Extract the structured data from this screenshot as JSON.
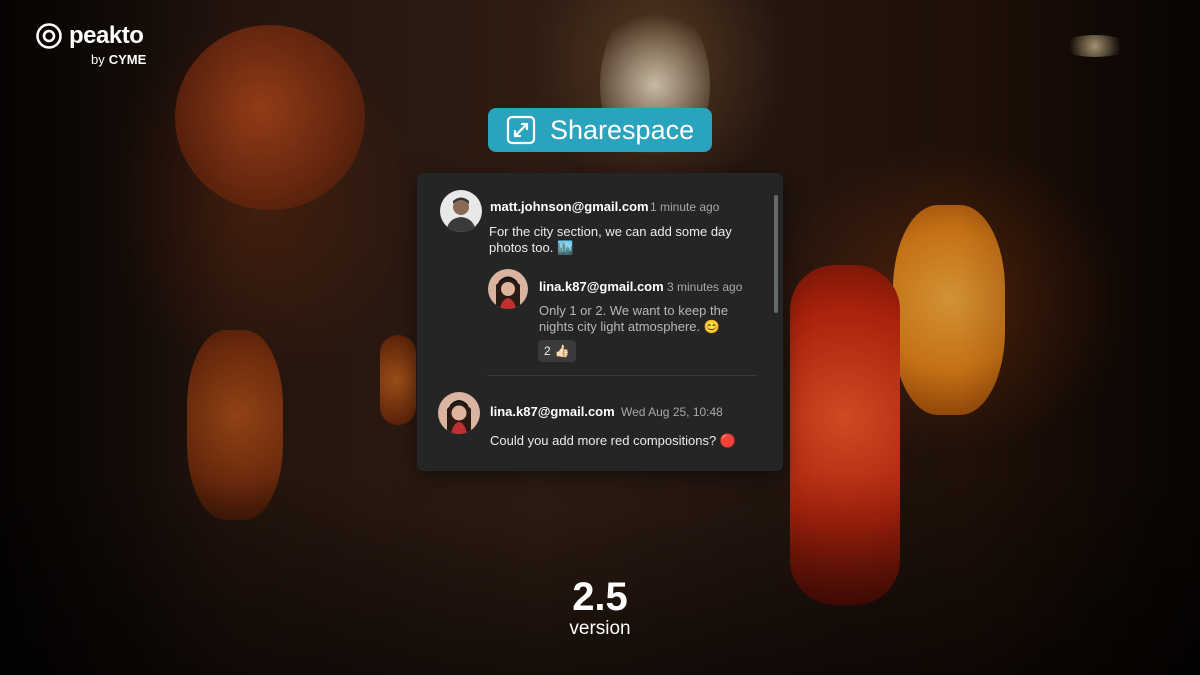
{
  "brand": {
    "name": "peakto",
    "by": "by",
    "company": "CYME"
  },
  "badge": {
    "label": "Sharespace",
    "icon": "share-arrows-icon",
    "color": "#2aa3bd"
  },
  "comments": [
    {
      "author": "matt.johnson@gmail.com",
      "time": "1 minute ago",
      "text": "For the city section, we can add some day photos too. 🏙️",
      "reply": {
        "author": "lina.k87@gmail.com",
        "time": "3 minutes ago",
        "text": "Only 1 or 2. We want to keep the nights city light atmosphere. 😊",
        "reaction": {
          "count": "2",
          "emoji": "👍🏻"
        }
      }
    },
    {
      "author": "lina.k87@gmail.com",
      "time": "Wed Aug 25, 10:48",
      "text": "Could you add more red compositions? 🔴"
    }
  ],
  "version": {
    "number": "2.5",
    "label": "version"
  }
}
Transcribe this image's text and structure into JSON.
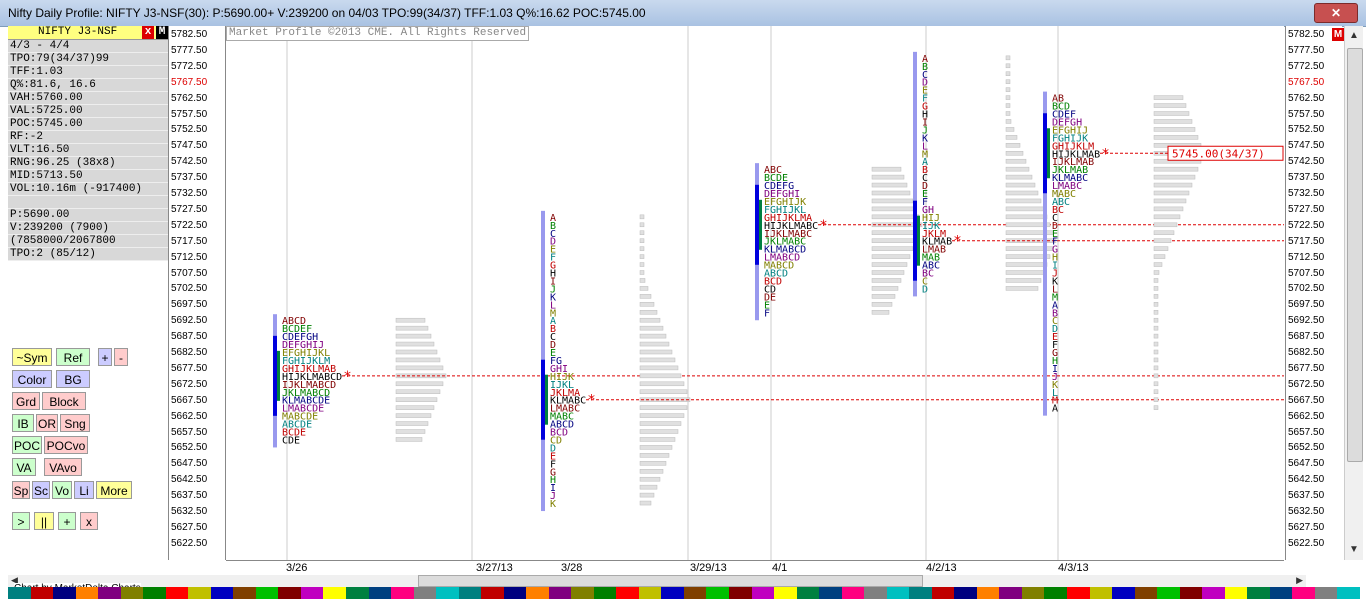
{
  "window": {
    "title": "Nifty Daily Profile: NIFTY J3-NSF(30): P:5690.00+ V:239200 on 04/03 TPO:99(34/37) TFF:1.03 Q%:16.62 POC:5745.00",
    "close_label": "✕"
  },
  "panel": {
    "symbol": "NIFTY J3-NSF",
    "close_label": "x",
    "mode_label": "M",
    "stats": [
      "4/3 - 4/4",
      "TPO:79(34/37)99",
      "TFF:1.03",
      "Q%:81.6, 16.6",
      "VAH:5760.00",
      "VAL:5725.00",
      "POC:5745.00",
      "RF:-2",
      "VLT:16.50",
      "RNG:96.25 (38x8)",
      "MID:5713.50",
      "VOL:10.16m (-917400)",
      "",
      "P:5690.00",
      "V:239200 (7900)",
      "(7858000/2067800",
      "TPO:2 (85/12)"
    ]
  },
  "buttons": [
    {
      "label": "~Sym",
      "bg": "#ffff99"
    },
    {
      "label": "Ref",
      "bg": "#ccffcc"
    },
    {
      "label": "+",
      "bg": "#ccccff"
    },
    {
      "label": "-",
      "bg": "#ffcccc"
    },
    {
      "label": "Color",
      "bg": "#ccccff"
    },
    {
      "label": "BG",
      "bg": "#ccccff"
    },
    {
      "label": "Grd",
      "bg": "#ffcccc"
    },
    {
      "label": "Block",
      "bg": "#ffcccc"
    },
    {
      "label": "IB",
      "bg": "#ccffcc"
    },
    {
      "label": "OR",
      "bg": "#ffcccc"
    },
    {
      "label": "Sng",
      "bg": "#ffcccc"
    },
    {
      "label": "POC",
      "bg": "#ccffcc"
    },
    {
      "label": "POCvo",
      "bg": "#ffcccc"
    },
    {
      "label": "VA",
      "bg": "#ccffcc"
    },
    {
      "label": "VAvo",
      "bg": "#ffcccc"
    },
    {
      "label": "Sp",
      "bg": "#ffcccc"
    },
    {
      "label": "Sc",
      "bg": "#ccccff"
    },
    {
      "label": "Vo",
      "bg": "#ccffcc"
    },
    {
      "label": "Li",
      "bg": "#ccccff"
    },
    {
      "label": "More",
      "bg": "#ffff99"
    },
    {
      "label": ">",
      "bg": "#ccffcc"
    },
    {
      "label": "||",
      "bg": "#ffff99"
    },
    {
      "label": "+",
      "bg": "#ccffcc"
    },
    {
      "label": "x",
      "bg": "#ffcccc"
    }
  ],
  "chart": {
    "copyright": "Market Profile ©2013 CME. All Rights Reserved",
    "price_labels": [
      "5782.50",
      "5777.50",
      "5772.50",
      "5767.50",
      "5762.50",
      "5757.50",
      "5752.50",
      "5747.50",
      "5742.50",
      "5737.50",
      "5732.50",
      "5727.50",
      "5722.50",
      "5717.50",
      "5712.50",
      "5707.50",
      "5702.50",
      "5697.50",
      "5692.50",
      "5687.50",
      "5682.50",
      "5677.50",
      "5672.50",
      "5667.50",
      "5662.50",
      "5657.50",
      "5652.50",
      "5647.50",
      "5642.50",
      "5637.50",
      "5632.50",
      "5627.50",
      "5622.50"
    ],
    "highlight_price": "5767.50",
    "poc_label": "5745.00(34/37)",
    "dates": [
      "3/26",
      "3/27/13",
      "3/28",
      "3/29/13",
      "4/1",
      "4/2/13",
      "4/3/13"
    ],
    "footer": "Chart by MarketDelta Charts"
  },
  "chart_data": {
    "type": "table",
    "profiles": [
      {
        "date": "3/26",
        "poc": 5675.0,
        "high": 5692.5,
        "low": 5655.0
      },
      {
        "date": "3/28",
        "poc": 5667.5,
        "high": 5725.0,
        "low": 5635.0
      },
      {
        "date": "4/1",
        "poc": 5722.5,
        "high": 5740.0,
        "low": 5695.0
      },
      {
        "date": "4/2/13",
        "poc": 5717.5,
        "high": 5775.0,
        "low": 5702.5
      },
      {
        "date": "4/3/13",
        "poc": 5745.0,
        "high": 5762.5,
        "low": 5665.0
      }
    ]
  },
  "colors": {
    "strip": [
      "#008080",
      "#c00000",
      "#000080",
      "#ff8000",
      "#800080",
      "#808000",
      "#008000",
      "#ff0000",
      "#c0c000",
      "#0000c0",
      "#804000",
      "#00c000",
      "#800000",
      "#c000c0",
      "#ffff00",
      "#008040",
      "#004080",
      "#ff0080",
      "#808080",
      "#00c0c0"
    ]
  }
}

**Task statement**. Reproduce the entries above without change, omitting all pictures.

**Task response**.
Extract the structured data from this screenshot as JSON.
{
  "brand": {
    "name": "peakto",
    "by": "by",
    "company": "CYME"
  },
  "badge": {
    "label": "Sharespace",
    "icon": "share-arrows-icon",
    "color": "#2aa3bd"
  },
  "comments": [
    {
      "author": "matt.johnson@gmail.com",
      "time": "1 minute ago",
      "text": "For the city section, we can add some day photos too. 🏙️",
      "reply": {
        "author": "lina.k87@gmail.com",
        "time": "3 minutes ago",
        "text": "Only 1 or 2. We want to keep the nights city light atmosphere. 😊",
        "reaction": {
          "count": "2",
          "emoji": "👍🏻"
        }
      }
    },
    {
      "author": "lina.k87@gmail.com",
      "time": "Wed Aug 25, 10:48",
      "text": "Could you add more red compositions? 🔴"
    }
  ],
  "version": {
    "number": "2.5",
    "label": "version"
  }
}
Transcribe this image's text and structure into JSON.
{
  "window": {
    "title": "Nifty Daily Profile: NIFTY J3-NSF(30): P:5690.00+ V:239200 on 04/03 TPO:99(34/37) TFF:1.03 Q%:16.62 POC:5745.00",
    "close_label": "✕"
  },
  "panel": {
    "symbol": "NIFTY J3-NSF",
    "close_label": "x",
    "mode_label": "M",
    "stats": [
      "4/3 - 4/4",
      "TPO:79(34/37)99",
      "TFF:1.03",
      "Q%:81.6, 16.6",
      "VAH:5760.00",
      "VAL:5725.00",
      "POC:5745.00",
      "RF:-2",
      "VLT:16.50",
      "RNG:96.25 (38x8)",
      "MID:5713.50",
      "VOL:10.16m (-917400)",
      "",
      "P:5690.00",
      "V:239200 (7900)",
      "(7858000/2067800",
      "TPO:2 (85/12)"
    ]
  },
  "buttons": [
    {
      "label": "~Sym",
      "bg": "#ffff99"
    },
    {
      "label": "Ref",
      "bg": "#ccffcc"
    },
    {
      "label": "+",
      "bg": "#ccccff"
    },
    {
      "label": "-",
      "bg": "#ffcccc"
    },
    {
      "label": "Color",
      "bg": "#ccccff"
    },
    {
      "label": "BG",
      "bg": "#ccccff"
    },
    {
      "label": "Grd",
      "bg": "#ffcccc"
    },
    {
      "label": "Block",
      "bg": "#ffcccc"
    },
    {
      "label": "IB",
      "bg": "#ccffcc"
    },
    {
      "label": "OR",
      "bg": "#ffcccc"
    },
    {
      "label": "Sng",
      "bg": "#ffcccc"
    },
    {
      "label": "POC",
      "bg": "#ccffcc"
    },
    {
      "label": "POCvo",
      "bg": "#ffcccc"
    },
    {
      "label": "VA",
      "bg": "#ccffcc"
    },
    {
      "label": "VAvo",
      "bg": "#ffcccc"
    },
    {
      "label": "Sp",
      "bg": "#ffcccc"
    },
    {
      "label": "Sc",
      "bg": "#ccccff"
    },
    {
      "label": "Vo",
      "bg": "#ccffcc"
    },
    {
      "label": "Li",
      "bg": "#ccccff"
    },
    {
      "label": "More",
      "bg": "#ffff99"
    },
    {
      "label": ">",
      "bg": "#ccffcc"
    },
    {
      "label": "||",
      "bg": "#ffff99"
    },
    {
      "label": "+",
      "bg": "#ccffcc"
    },
    {
      "label": "x",
      "bg": "#ffcccc"
    }
  ],
  "chart": {
    "copyright": "Market Profile ©2013 CME. All Rights Reserved",
    "price_labels": [
      "5782.50",
      "5777.50",
      "5772.50",
      "5767.50",
      "5762.50",
      "5757.50",
      "5752.50",
      "5747.50",
      "5742.50",
      "5737.50",
      "5732.50",
      "5727.50",
      "5722.50",
      "5717.50",
      "5712.50",
      "5707.50",
      "5702.50",
      "5697.50",
      "5692.50",
      "5687.50",
      "5682.50",
      "5677.50",
      "5672.50",
      "5667.50",
      "5662.50",
      "5657.50",
      "5652.50",
      "5647.50",
      "5642.50",
      "5637.50",
      "5632.50",
      "5627.50",
      "5622.50"
    ],
    "highlight_price": "5767.50",
    "poc_label": "5745.00(34/37)",
    "dates": [
      "3/26",
      "3/27/13",
      "3/28",
      "3/29/13",
      "4/1",
      "4/2/13",
      "4/3/13"
    ],
    "footer": "Chart by MarketDelta Charts"
  },
  "chart_data": {
    "type": "table",
    "profiles": [
      {
        "date": "3/26",
        "poc": 5675.0,
        "high": 5692.5,
        "low": 5655.0
      },
      {
        "date": "3/28",
        "poc": 5667.5,
        "high": 5725.0,
        "low": 5635.0
      },
      {
        "date": "4/1",
        "poc": 5722.5,
        "high": 5740.0,
        "low": 5695.0
      },
      {
        "date": "4/2/13",
        "poc": 5717.5,
        "high": 5775.0,
        "low": 5702.5
      },
      {
        "date": "4/3/13",
        "poc": 5745.0,
        "high": 5762.5,
        "low": 5665.0
      }
    ]
  },
  "colors": {
    "strip": [
      "#008080",
      "#c00000",
      "#000080",
      "#ff8000",
      "#800080",
      "#808000",
      "#008000",
      "#ff0000",
      "#c0c000",
      "#0000c0",
      "#804000",
      "#00c000",
      "#800000",
      "#c000c0",
      "#ffff00",
      "#008040",
      "#004080",
      "#ff0080",
      "#808080",
      "#00c0c0"
    ]
  }
}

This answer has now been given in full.